---------- Data records

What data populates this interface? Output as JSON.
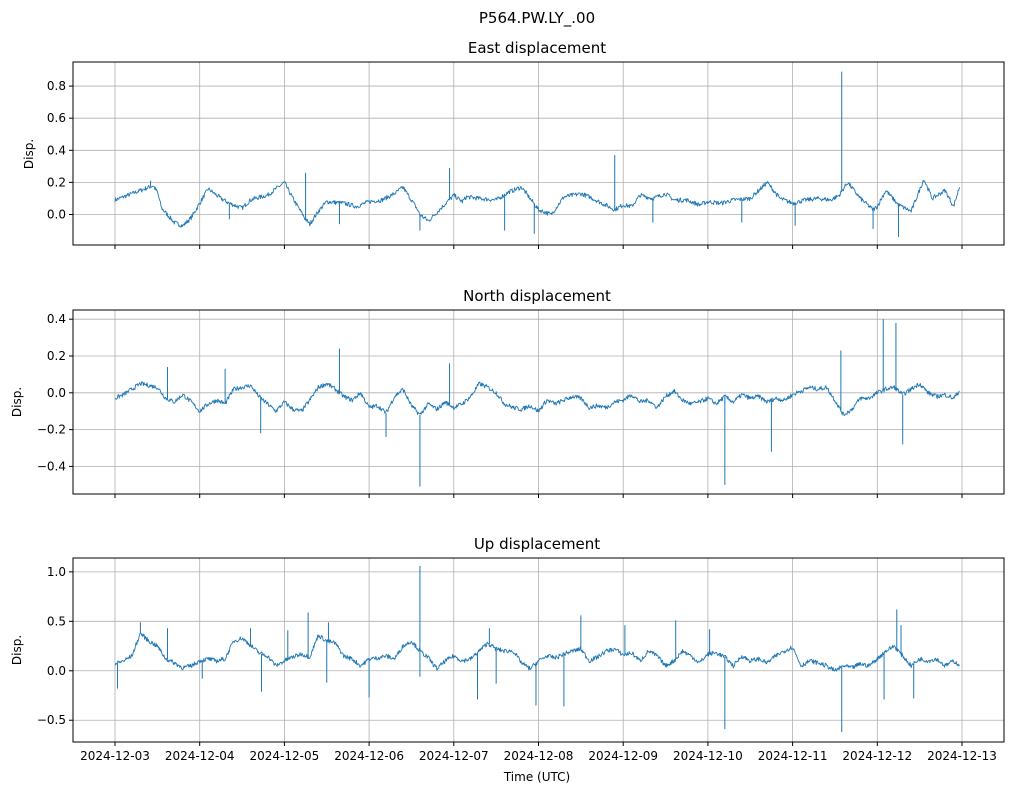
{
  "chart_data": [
    {
      "type": "line",
      "suptitle": "P564.PW.LY_.00",
      "title": "East displacement",
      "xlabel": "",
      "ylabel": "Disp.",
      "ylim": [
        -0.19,
        0.95
      ],
      "yticks": [
        0.0,
        0.2,
        0.4,
        0.6,
        0.8
      ],
      "ytick_labels": [
        "0.0",
        "0.2",
        "0.4",
        "0.6",
        "0.8"
      ],
      "xlim": [
        "2024-12-02T12:00",
        "2024-12-13T12:00"
      ],
      "grid": true,
      "series": [
        {
          "name": "East",
          "color": "#1f77b4",
          "x_days": [
            0,
            0.15,
            0.3,
            0.45,
            0.5,
            0.55,
            0.7,
            0.8,
            0.9,
            1.0,
            1.1,
            1.25,
            1.35,
            1.5,
            1.6,
            1.65,
            1.8,
            1.95,
            2.0,
            2.1,
            2.25,
            2.3,
            2.4,
            2.5,
            2.7,
            2.85,
            3.0,
            3.15,
            3.3,
            3.4,
            3.55,
            3.6,
            3.7,
            3.85,
            4.0,
            4.1,
            4.15,
            4.3,
            4.5,
            4.65,
            4.8,
            4.9,
            5.0,
            5.15,
            5.3,
            5.5,
            5.6,
            5.75,
            5.9,
            6.0,
            6.1,
            6.2,
            6.35,
            6.5,
            6.6,
            6.75,
            6.9,
            7.0,
            7.15,
            7.3,
            7.5,
            7.7,
            7.85,
            8.0,
            8.15,
            8.3,
            8.45,
            8.55,
            8.65,
            8.8,
            8.95,
            9.0,
            9.1,
            9.25,
            9.4,
            9.55,
            9.65,
            9.8,
            9.9,
            9.97
          ],
          "y": [
            0.09,
            0.12,
            0.15,
            0.18,
            0.14,
            0.04,
            -0.05,
            -0.07,
            -0.02,
            0.07,
            0.16,
            0.1,
            0.07,
            0.04,
            0.09,
            0.1,
            0.12,
            0.18,
            0.2,
            0.1,
            -0.03,
            -0.06,
            0.02,
            0.08,
            0.07,
            0.05,
            0.08,
            0.09,
            0.13,
            0.17,
            0.05,
            0.0,
            -0.04,
            0.04,
            0.12,
            0.08,
            0.11,
            0.1,
            0.09,
            0.14,
            0.17,
            0.1,
            0.03,
            0.0,
            0.11,
            0.13,
            0.11,
            0.07,
            0.03,
            0.06,
            0.05,
            0.12,
            0.1,
            0.13,
            0.09,
            0.09,
            0.06,
            0.08,
            0.07,
            0.09,
            0.1,
            0.2,
            0.1,
            0.07,
            0.09,
            0.1,
            0.09,
            0.12,
            0.2,
            0.1,
            0.03,
            0.05,
            0.15,
            0.06,
            0.02,
            0.22,
            0.1,
            0.15,
            0.05,
            0.17
          ],
          "spikes": [
            {
              "x_day": 0.42,
              "y": 0.21
            },
            {
              "x_day": 1.35,
              "y": -0.03
            },
            {
              "x_day": 2.25,
              "y": 0.26
            },
            {
              "x_day": 2.65,
              "y": -0.06
            },
            {
              "x_day": 3.95,
              "y": 0.29
            },
            {
              "x_day": 3.6,
              "y": -0.1
            },
            {
              "x_day": 4.6,
              "y": -0.1
            },
            {
              "x_day": 4.95,
              "y": -0.12
            },
            {
              "x_day": 5.9,
              "y": 0.37
            },
            {
              "x_day": 6.35,
              "y": -0.05
            },
            {
              "x_day": 7.4,
              "y": -0.05
            },
            {
              "x_day": 8.03,
              "y": -0.07
            },
            {
              "x_day": 8.58,
              "y": 0.89
            },
            {
              "x_day": 8.95,
              "y": -0.09
            },
            {
              "x_day": 9.25,
              "y": -0.14
            }
          ]
        }
      ]
    },
    {
      "type": "line",
      "title": "North displacement",
      "xlabel": "",
      "ylabel": "Disp.",
      "ylim": [
        -0.55,
        0.45
      ],
      "yticks": [
        -0.4,
        -0.2,
        0.0,
        0.2,
        0.4
      ],
      "ytick_labels": [
        "−0.4",
        "−0.2",
        "0.0",
        "0.2",
        "0.4"
      ],
      "xlim": [
        "2024-12-02T12:00",
        "2024-12-13T12:00"
      ],
      "grid": true,
      "series": [
        {
          "name": "North",
          "color": "#1f77b4",
          "x_days": [
            0,
            0.1,
            0.2,
            0.3,
            0.4,
            0.5,
            0.6,
            0.7,
            0.8,
            0.9,
            1.0,
            1.1,
            1.2,
            1.3,
            1.4,
            1.5,
            1.6,
            1.7,
            1.8,
            1.9,
            2.0,
            2.1,
            2.2,
            2.3,
            2.4,
            2.5,
            2.6,
            2.7,
            2.8,
            2.9,
            3.0,
            3.1,
            3.2,
            3.3,
            3.4,
            3.5,
            3.6,
            3.7,
            3.8,
            3.9,
            4.0,
            4.1,
            4.2,
            4.3,
            4.4,
            4.5,
            4.6,
            4.7,
            4.8,
            4.9,
            5.0,
            5.1,
            5.2,
            5.3,
            5.4,
            5.5,
            5.6,
            5.7,
            5.8,
            5.9,
            6.0,
            6.1,
            6.2,
            6.3,
            6.4,
            6.5,
            6.6,
            6.7,
            6.8,
            6.9,
            7.0,
            7.1,
            7.2,
            7.3,
            7.4,
            7.5,
            7.6,
            7.7,
            7.8,
            7.9,
            8.0,
            8.1,
            8.2,
            8.3,
            8.4,
            8.5,
            8.6,
            8.7,
            8.8,
            8.9,
            9.0,
            9.1,
            9.2,
            9.3,
            9.4,
            9.5,
            9.6,
            9.7,
            9.8,
            9.9,
            9.97
          ],
          "y": [
            -0.03,
            -0.01,
            0.02,
            0.05,
            0.04,
            0.03,
            -0.03,
            -0.05,
            -0.01,
            -0.05,
            -0.1,
            -0.06,
            -0.04,
            -0.06,
            0.02,
            0.03,
            0.04,
            -0.02,
            -0.06,
            -0.1,
            -0.05,
            -0.09,
            -0.1,
            -0.04,
            0.03,
            0.05,
            0.02,
            -0.02,
            -0.04,
            0.0,
            -0.08,
            -0.07,
            -0.11,
            -0.02,
            0.02,
            -0.07,
            -0.12,
            -0.06,
            -0.09,
            -0.05,
            -0.08,
            -0.06,
            -0.02,
            0.05,
            0.03,
            0.0,
            -0.06,
            -0.08,
            -0.09,
            -0.07,
            -0.1,
            -0.04,
            -0.06,
            -0.04,
            -0.02,
            -0.03,
            -0.08,
            -0.07,
            -0.08,
            -0.05,
            -0.04,
            -0.01,
            -0.05,
            -0.04,
            -0.08,
            -0.02,
            0.01,
            -0.04,
            -0.06,
            -0.05,
            -0.03,
            -0.06,
            -0.02,
            -0.05,
            -0.01,
            -0.03,
            -0.02,
            -0.05,
            -0.03,
            -0.04,
            -0.01,
            0.01,
            0.03,
            0.02,
            0.03,
            -0.04,
            -0.12,
            -0.09,
            -0.03,
            -0.03,
            0.0,
            0.02,
            0.03,
            -0.01,
            0.02,
            0.05,
            0.0,
            -0.02,
            -0.01,
            -0.03,
            0.01
          ],
          "spikes": [
            {
              "x_day": 0.62,
              "y": 0.14
            },
            {
              "x_day": 1.3,
              "y": 0.13
            },
            {
              "x_day": 1.72,
              "y": -0.22
            },
            {
              "x_day": 2.65,
              "y": 0.24
            },
            {
              "x_day": 3.2,
              "y": -0.24
            },
            {
              "x_day": 3.6,
              "y": -0.51
            },
            {
              "x_day": 3.95,
              "y": 0.16
            },
            {
              "x_day": 7.2,
              "y": -0.5
            },
            {
              "x_day": 7.75,
              "y": -0.32
            },
            {
              "x_day": 8.57,
              "y": 0.23
            },
            {
              "x_day": 9.07,
              "y": 0.4
            },
            {
              "x_day": 9.22,
              "y": 0.38
            },
            {
              "x_day": 9.3,
              "y": -0.28
            }
          ]
        }
      ]
    },
    {
      "type": "line",
      "title": "Up displacement",
      "xlabel": "Time (UTC)",
      "ylabel": "Disp.",
      "ylim": [
        -0.72,
        1.14
      ],
      "yticks": [
        -0.5,
        0.0,
        0.5,
        1.0
      ],
      "ytick_labels": [
        "−0.5",
        "0.0",
        "0.5",
        "1.0"
      ],
      "xlim": [
        "2024-12-02T12:00",
        "2024-12-13T12:00"
      ],
      "xtick_labels": [
        "2024-12-03",
        "2024-12-04",
        "2024-12-05",
        "2024-12-06",
        "2024-12-07",
        "2024-12-08",
        "2024-12-09",
        "2024-12-10",
        "2024-12-11",
        "2024-12-12",
        "2024-12-13"
      ],
      "grid": true,
      "series": [
        {
          "name": "Up",
          "color": "#1f77b4",
          "x_days": [
            0,
            0.1,
            0.2,
            0.3,
            0.4,
            0.5,
            0.6,
            0.7,
            0.8,
            0.9,
            1.0,
            1.1,
            1.2,
            1.3,
            1.4,
            1.5,
            1.6,
            1.7,
            1.8,
            1.9,
            2.0,
            2.1,
            2.2,
            2.3,
            2.4,
            2.5,
            2.6,
            2.7,
            2.8,
            2.9,
            3.0,
            3.1,
            3.2,
            3.3,
            3.4,
            3.5,
            3.6,
            3.7,
            3.8,
            3.9,
            4.0,
            4.1,
            4.2,
            4.3,
            4.4,
            4.5,
            4.6,
            4.7,
            4.8,
            4.9,
            5.0,
            5.1,
            5.2,
            5.3,
            5.4,
            5.5,
            5.6,
            5.7,
            5.8,
            5.9,
            6.0,
            6.1,
            6.2,
            6.3,
            6.4,
            6.5,
            6.6,
            6.7,
            6.8,
            6.9,
            7.0,
            7.1,
            7.2,
            7.3,
            7.4,
            7.5,
            7.6,
            7.7,
            7.8,
            7.9,
            8.0,
            8.1,
            8.2,
            8.3,
            8.4,
            8.5,
            8.6,
            8.7,
            8.8,
            8.9,
            9.0,
            9.1,
            9.2,
            9.3,
            9.4,
            9.5,
            9.6,
            9.7,
            9.8,
            9.9,
            9.97
          ],
          "y": [
            0.07,
            0.1,
            0.15,
            0.38,
            0.3,
            0.25,
            0.12,
            0.08,
            0.03,
            0.05,
            0.1,
            0.12,
            0.1,
            0.12,
            0.3,
            0.33,
            0.26,
            0.18,
            0.15,
            0.05,
            0.1,
            0.14,
            0.17,
            0.14,
            0.36,
            0.3,
            0.28,
            0.15,
            0.12,
            0.05,
            0.12,
            0.13,
            0.15,
            0.12,
            0.25,
            0.3,
            0.2,
            0.13,
            0.02,
            0.1,
            0.15,
            0.1,
            0.12,
            0.2,
            0.28,
            0.22,
            0.2,
            0.2,
            0.08,
            0.02,
            0.1,
            0.15,
            0.13,
            0.17,
            0.2,
            0.22,
            0.1,
            0.14,
            0.2,
            0.22,
            0.16,
            0.18,
            0.1,
            0.2,
            0.15,
            0.05,
            0.1,
            0.2,
            0.15,
            0.08,
            0.17,
            0.18,
            0.14,
            0.05,
            0.15,
            0.1,
            0.12,
            0.08,
            0.15,
            0.2,
            0.24,
            0.05,
            0.1,
            0.08,
            0.05,
            0.0,
            0.05,
            0.03,
            0.07,
            0.05,
            0.12,
            0.2,
            0.25,
            0.15,
            0.05,
            0.12,
            0.1,
            0.12,
            0.05,
            0.1,
            0.06
          ],
          "spikes": [
            {
              "x_day": 0.03,
              "y": -0.18
            },
            {
              "x_day": 0.3,
              "y": 0.49
            },
            {
              "x_day": 0.62,
              "y": 0.43
            },
            {
              "x_day": 1.03,
              "y": -0.08
            },
            {
              "x_day": 1.6,
              "y": 0.43
            },
            {
              "x_day": 1.73,
              "y": -0.21
            },
            {
              "x_day": 2.04,
              "y": 0.41
            },
            {
              "x_day": 2.28,
              "y": 0.59
            },
            {
              "x_day": 2.5,
              "y": -0.12
            },
            {
              "x_day": 2.52,
              "y": 0.49
            },
            {
              "x_day": 3.0,
              "y": -0.27
            },
            {
              "x_day": 3.6,
              "y": 1.06
            },
            {
              "x_day": 3.6,
              "y": -0.06
            },
            {
              "x_day": 4.28,
              "y": -0.29
            },
            {
              "x_day": 4.42,
              "y": 0.43
            },
            {
              "x_day": 4.5,
              "y": -0.13
            },
            {
              "x_day": 4.97,
              "y": -0.35
            },
            {
              "x_day": 5.3,
              "y": -0.36
            },
            {
              "x_day": 5.5,
              "y": 0.56
            },
            {
              "x_day": 6.02,
              "y": 0.46
            },
            {
              "x_day": 6.62,
              "y": 0.51
            },
            {
              "x_day": 7.02,
              "y": 0.42
            },
            {
              "x_day": 7.2,
              "y": -0.59
            },
            {
              "x_day": 8.58,
              "y": -0.62
            },
            {
              "x_day": 9.08,
              "y": -0.29
            },
            {
              "x_day": 9.23,
              "y": 0.62
            },
            {
              "x_day": 9.28,
              "y": 0.46
            },
            {
              "x_day": 9.43,
              "y": -0.28
            }
          ]
        }
      ]
    }
  ]
}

--------------------

Set exercise = Among the lines of the material above, how many include the string "displacement"? Report only that number.

Correct answer = 3